▸ INSTRUCTIONS TO FOLLOW:
Determine which lines of the records include the word "塞子跳出时", and copy them.

-- begin RECORD SET --

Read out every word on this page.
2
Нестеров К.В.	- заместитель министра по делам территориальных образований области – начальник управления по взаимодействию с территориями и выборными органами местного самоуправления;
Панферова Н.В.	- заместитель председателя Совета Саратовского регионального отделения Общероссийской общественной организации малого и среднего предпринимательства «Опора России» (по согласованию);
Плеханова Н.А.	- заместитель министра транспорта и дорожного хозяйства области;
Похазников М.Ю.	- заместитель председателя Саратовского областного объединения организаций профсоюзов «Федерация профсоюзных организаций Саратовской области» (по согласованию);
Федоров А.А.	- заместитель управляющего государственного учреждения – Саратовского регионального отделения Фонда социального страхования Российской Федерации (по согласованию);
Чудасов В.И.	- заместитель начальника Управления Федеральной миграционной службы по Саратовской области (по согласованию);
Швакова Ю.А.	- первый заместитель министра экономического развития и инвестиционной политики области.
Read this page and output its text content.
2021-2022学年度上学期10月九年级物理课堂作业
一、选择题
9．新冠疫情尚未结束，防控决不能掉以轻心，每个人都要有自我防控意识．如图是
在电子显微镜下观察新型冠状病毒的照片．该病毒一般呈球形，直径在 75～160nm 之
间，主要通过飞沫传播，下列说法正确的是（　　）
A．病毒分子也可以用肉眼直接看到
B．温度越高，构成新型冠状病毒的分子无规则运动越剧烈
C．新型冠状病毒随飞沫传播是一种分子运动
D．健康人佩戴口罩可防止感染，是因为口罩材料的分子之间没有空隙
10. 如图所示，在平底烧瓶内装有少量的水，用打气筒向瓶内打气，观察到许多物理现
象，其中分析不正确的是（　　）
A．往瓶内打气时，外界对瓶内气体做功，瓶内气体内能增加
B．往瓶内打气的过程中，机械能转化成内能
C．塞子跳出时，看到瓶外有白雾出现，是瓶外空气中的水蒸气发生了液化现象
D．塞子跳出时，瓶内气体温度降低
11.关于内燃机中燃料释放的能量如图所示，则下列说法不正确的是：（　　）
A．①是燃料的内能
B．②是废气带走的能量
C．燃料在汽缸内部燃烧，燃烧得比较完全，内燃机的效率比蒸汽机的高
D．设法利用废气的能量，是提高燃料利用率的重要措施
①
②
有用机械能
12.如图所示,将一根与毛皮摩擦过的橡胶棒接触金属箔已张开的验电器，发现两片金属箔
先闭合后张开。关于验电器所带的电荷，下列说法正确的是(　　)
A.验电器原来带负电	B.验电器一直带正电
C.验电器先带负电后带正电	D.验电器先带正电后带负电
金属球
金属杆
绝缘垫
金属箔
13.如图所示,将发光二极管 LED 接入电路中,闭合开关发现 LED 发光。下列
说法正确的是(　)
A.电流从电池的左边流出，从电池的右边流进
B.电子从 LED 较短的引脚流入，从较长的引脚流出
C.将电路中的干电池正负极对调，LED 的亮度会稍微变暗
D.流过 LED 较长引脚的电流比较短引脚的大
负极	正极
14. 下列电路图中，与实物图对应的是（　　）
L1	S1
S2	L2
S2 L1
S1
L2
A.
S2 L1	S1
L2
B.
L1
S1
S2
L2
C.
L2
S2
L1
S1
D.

-- end RECORD SET --

▸ COMPLETE ANSWER:
C．塞子跳出时，看到瓶外有白雾出现，是瓶外空气中的水蒸气发生了液化现象
D．塞子跳出时，瓶内气体温度降低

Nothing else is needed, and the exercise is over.